As razões deste tipo de adesão a uma espécie de worldwideweb podem ser várias. Desde logo podem estar relacionadas com a implementação de medidas securitárias de um determinado governo, cujos efeitos podem potenciar factores de rejeição e de luta que conduzem a uma adesão à jihad global. Por outro lado, a simpatia por uma causa específica costuma também ser motivo de adesão a uma organização em rede. Finalmente, há que considerar a possibilidade de a adesão à jihad global poder conferir determinado tipo de proventos face à ligação entre muitas destas células e o tráfico de droga.

(Dados extraídos de uma coleção)
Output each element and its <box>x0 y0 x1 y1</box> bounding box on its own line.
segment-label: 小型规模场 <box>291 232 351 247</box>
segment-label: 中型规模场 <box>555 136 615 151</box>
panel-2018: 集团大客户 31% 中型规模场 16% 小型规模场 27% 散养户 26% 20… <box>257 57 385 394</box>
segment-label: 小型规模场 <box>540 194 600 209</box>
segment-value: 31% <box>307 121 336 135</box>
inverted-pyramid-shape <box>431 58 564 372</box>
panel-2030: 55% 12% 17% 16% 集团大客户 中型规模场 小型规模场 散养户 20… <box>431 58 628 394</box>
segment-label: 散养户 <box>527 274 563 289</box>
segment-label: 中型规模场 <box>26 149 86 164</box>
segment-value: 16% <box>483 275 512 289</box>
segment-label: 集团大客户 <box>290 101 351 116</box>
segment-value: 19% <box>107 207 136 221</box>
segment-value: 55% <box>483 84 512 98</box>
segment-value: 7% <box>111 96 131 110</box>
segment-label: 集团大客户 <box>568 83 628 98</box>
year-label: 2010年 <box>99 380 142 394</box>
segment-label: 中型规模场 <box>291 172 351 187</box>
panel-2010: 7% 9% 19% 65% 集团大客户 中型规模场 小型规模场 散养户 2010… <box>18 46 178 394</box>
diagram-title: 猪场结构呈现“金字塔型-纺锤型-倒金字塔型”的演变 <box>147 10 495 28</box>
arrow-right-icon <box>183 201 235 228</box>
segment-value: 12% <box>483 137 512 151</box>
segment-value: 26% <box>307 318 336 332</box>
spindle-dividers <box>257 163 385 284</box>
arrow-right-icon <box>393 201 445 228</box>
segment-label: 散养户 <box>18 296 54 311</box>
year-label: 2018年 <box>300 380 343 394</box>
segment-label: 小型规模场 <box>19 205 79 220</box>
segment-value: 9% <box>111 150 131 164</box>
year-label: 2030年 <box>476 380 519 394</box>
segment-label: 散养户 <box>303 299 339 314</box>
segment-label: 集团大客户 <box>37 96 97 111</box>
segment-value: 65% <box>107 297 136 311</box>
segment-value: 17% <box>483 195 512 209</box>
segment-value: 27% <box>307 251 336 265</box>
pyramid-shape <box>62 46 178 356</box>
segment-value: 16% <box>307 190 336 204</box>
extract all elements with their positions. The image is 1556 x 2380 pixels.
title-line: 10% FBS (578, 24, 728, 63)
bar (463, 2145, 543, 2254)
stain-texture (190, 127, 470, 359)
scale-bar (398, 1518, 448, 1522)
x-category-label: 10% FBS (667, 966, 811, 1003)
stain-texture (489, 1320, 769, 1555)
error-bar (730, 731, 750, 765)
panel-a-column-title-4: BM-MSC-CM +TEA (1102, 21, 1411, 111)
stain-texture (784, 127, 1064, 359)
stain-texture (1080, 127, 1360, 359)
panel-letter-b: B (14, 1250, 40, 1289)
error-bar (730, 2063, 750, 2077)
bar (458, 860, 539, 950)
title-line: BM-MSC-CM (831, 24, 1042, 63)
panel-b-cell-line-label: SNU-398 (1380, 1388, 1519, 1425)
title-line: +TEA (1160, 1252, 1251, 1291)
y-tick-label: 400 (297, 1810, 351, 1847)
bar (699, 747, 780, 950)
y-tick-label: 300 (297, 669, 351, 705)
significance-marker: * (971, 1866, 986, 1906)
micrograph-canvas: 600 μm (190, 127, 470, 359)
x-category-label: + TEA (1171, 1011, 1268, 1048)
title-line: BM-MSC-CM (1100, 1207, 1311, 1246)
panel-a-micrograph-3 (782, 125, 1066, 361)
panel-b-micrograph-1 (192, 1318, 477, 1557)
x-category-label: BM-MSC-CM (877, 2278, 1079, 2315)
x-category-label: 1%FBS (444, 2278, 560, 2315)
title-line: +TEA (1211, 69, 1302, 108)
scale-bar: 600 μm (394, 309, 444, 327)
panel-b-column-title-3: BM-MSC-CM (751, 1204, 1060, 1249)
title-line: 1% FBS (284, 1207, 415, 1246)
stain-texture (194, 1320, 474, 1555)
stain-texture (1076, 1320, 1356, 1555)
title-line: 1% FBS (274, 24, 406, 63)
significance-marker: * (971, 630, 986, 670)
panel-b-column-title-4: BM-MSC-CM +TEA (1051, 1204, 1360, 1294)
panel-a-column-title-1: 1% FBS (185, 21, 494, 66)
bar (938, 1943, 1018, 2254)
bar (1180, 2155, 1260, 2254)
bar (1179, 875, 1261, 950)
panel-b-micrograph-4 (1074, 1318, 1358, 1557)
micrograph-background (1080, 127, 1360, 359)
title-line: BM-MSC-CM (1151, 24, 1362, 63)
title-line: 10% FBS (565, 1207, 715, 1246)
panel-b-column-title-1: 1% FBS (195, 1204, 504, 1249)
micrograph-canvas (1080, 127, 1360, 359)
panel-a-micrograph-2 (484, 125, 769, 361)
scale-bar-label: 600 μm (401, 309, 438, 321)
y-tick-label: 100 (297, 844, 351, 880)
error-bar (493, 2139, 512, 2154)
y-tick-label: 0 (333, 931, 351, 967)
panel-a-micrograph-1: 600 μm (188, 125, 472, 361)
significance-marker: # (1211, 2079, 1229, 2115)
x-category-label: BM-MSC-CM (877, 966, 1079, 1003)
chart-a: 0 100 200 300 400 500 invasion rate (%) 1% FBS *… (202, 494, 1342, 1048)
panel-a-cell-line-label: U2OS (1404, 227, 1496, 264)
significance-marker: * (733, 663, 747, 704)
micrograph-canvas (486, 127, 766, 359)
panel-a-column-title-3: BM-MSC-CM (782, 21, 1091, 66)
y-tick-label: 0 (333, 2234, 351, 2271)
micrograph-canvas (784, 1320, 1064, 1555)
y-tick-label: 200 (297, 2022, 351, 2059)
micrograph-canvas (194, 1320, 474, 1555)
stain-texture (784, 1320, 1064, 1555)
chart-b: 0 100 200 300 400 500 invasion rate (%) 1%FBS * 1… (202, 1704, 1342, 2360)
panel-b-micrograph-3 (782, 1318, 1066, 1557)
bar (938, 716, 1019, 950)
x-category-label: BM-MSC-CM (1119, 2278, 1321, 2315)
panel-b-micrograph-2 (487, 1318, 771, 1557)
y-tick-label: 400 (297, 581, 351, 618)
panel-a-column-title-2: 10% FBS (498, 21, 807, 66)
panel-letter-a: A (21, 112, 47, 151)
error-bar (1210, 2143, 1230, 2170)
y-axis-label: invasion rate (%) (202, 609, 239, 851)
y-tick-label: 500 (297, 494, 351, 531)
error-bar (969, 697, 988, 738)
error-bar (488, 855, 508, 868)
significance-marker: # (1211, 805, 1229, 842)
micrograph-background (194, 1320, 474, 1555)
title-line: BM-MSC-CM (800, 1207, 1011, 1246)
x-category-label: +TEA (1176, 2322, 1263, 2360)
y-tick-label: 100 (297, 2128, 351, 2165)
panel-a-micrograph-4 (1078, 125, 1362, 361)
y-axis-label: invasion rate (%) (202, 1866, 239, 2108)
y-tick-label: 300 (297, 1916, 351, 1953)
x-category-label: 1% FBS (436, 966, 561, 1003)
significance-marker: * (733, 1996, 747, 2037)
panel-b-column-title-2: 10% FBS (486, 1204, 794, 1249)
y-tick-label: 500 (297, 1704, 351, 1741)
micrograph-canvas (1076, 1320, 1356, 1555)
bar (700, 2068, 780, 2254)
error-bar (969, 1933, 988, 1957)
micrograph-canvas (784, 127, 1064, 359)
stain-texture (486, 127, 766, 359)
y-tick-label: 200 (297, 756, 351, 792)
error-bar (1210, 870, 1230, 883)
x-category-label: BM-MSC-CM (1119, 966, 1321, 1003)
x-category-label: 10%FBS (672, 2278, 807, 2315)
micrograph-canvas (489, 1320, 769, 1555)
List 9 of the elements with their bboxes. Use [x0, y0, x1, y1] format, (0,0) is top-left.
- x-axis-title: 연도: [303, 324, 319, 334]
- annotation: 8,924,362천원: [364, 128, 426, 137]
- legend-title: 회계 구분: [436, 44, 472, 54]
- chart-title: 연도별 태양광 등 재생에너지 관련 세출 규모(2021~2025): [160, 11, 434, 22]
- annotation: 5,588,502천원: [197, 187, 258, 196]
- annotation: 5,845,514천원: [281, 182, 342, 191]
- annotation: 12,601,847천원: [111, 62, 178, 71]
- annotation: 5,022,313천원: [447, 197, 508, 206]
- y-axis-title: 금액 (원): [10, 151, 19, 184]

→ **OBJETIVO DECLARADO 1**
Disponha como lista JSON de strings, uma por linha e sem linhas em branco, os registos começando no início dos registos e terminando na linha que contém "error-bar (730, 2063, 750, 2077)", ambas incluídas.
→ **OBJETIVO DECLARADO 2**
Prossiga, por favor, com o trecho sobre a adesão à jihad global a partir do ponto em que ele termina.

→ **RESPOSTA 1**
[
  "Output each element and its <box>x0 y0 x1 y1</box> bounding box on its own line.",
  "segment-label: 小型规模场 <box>291 232 351 247</box>",
  "segment-label: 中型规模场 <box>555 136 615 151</box>",
  "panel-2018: 集团大客户 31% 中型规模场 16% 小型规模场 27% 散养户 26% 20… <box>257 57 385 394</box>",
  "segment-label: 小型规模场 <box>540 194 600 209</box>",
  "segment-value: 31% <box>307 121 336 135</box>",
  "inverted-pyramid-shape <box>431 58 564 372</box>",
  "panel-2030: 55% 12% 17% 16% 集团大客户 中型规模场 小型规模场 散养户 20… <box>431 58 628 394</box>",
  "segment-label: 散养户 <box>527 274 563 289</box>",
  "segment-label: 中型规模场 <box>26 149 86 164</box>",
  "segment-value: 16% <box>483 275 512 289</box>",
  "segment-label: 集团大客户 <box>290 101 351 116</box>",
  "segment-value: 19% <box>107 207 136 221</box>",
  "segment-value: 55% <box>483 84 512 98</box>",
  "segment-value: 7% <box>111 96 131 110</box>",
  "segment-label: 集团大客户 <box>568 83 628 98</box>",
  "year-label: 2010年 <box>99 380 142 394</box>",
  "segment-label: 中型规模场 <box>291 172 351 187</box>",
  "panel-2010: 7% 9% 19% 65% 集团大客户 中型规模场 小型规模场 散养户 2010… <box>18 46 178 394</box>",
  "diagram-title: 猪场结构呈现“金字塔型-纺锤型-倒金字塔型”的演变 <box>147 10 495 28</box>",
  "arrow-right-icon <box>183 201 235 228</box>",
  "segment-value: 12% <box>483 137 512 151</box>",
  "segment-value: 26% <box>307 318 336 332</box>",
  "spindle-dividers <box>257 163 385 284</box>",
  "arrow-right-icon <box>393 201 445 228</box>",
  "segment-label: 散养户 <box>18 296 54 311</box>",
  "year-label: 2018年 <box>300 380 343 394</box>",
  "segment-label: 小型规模场 <box>19 205 79 220</box>",
  "segment-value: 9% <box>111 150 131 164</box>",
  "year-label: 2030年 <box>476 380 519 394</box>",
  "segment-label: 散养户 <box>303 299 339 314</box>",
  "segment-label: 集团大客户 <box>37 96 97 111</box>",
  "segment-value: 65% <box>107 297 136 311</box>",
  "segment-value: 17% <box>483 195 512 209</box>",
  "segment-value: 27% <box>307 251 336 265</box>",
  "pyramid-shape <box>62 46 178 356</box>",
  "segment-value: 16% <box>307 190 336 204</box>",
  "extract all elements with their positions. The image is 1556 x 2380 pixels.",
  "title-line: 10% FBS (578, 24, 728, 63)",
  "bar (463, 2145, 543, 2254)",
  "stain-texture (190, 127, 470, 359)",
  "scale-bar (398, 1518, 448, 1522)",
  "x-category-label: 10% FBS (667, 966, 811, 1003)",
  "stain-texture (489, 1320, 769, 1555)",
  "error-bar (730, 731, 750, 765)",
  "panel-a-column-title-4: BM-MSC-CM +TEA (1102, 21, 1411, 111)",
  "stain-texture (784, 127, 1064, 359)",
  "stain-texture (1080, 127, 1360, 359)",
  "panel-letter-b: B (14, 1250, 40, 1289)",
  "error-bar (730, 2063, 750, 2077)"
]

→ **RESPOSTA 2**
Deparamo-nos assim com uma plêiade de factores que interagem entre si e produzem, independentemente dos países e regiões em que se localizam, um considerável número de indivíduos com apetência para uma interpretação radical do Islão, que a partir de uma base sociológica sustentada pode determinar relacionamentos e conflitos à escala global. Com uma imigração fora do controlo das organizações governamentais, o desenvolvimento deste tipo de comunidades em redor de mesquitas lideradas por imãs com discursos inflamados contra o ocidente, acaba por originar, pela marginalidade social que encerra, a produção de ódios contra o ocidente e o seu modo de vida.
Este tipo de fenómeno ocorre e alastra-se também a muitos dos países árabes onde se desenvolvem correntes doutrinárias mais radicais; a adesão a esta linha de pensamento e acção é consequência do desenraizamento social de muitos “mujhaedin” entretanto regressados depois do voluntariado pela “jihad”, no Afeganistão ou nos Balcãs, onde interiorizaram, consolidaram e mitificaram o espírito, a luta e o sacrifício contra o Ocidente preconizados pela Al-Qaeda.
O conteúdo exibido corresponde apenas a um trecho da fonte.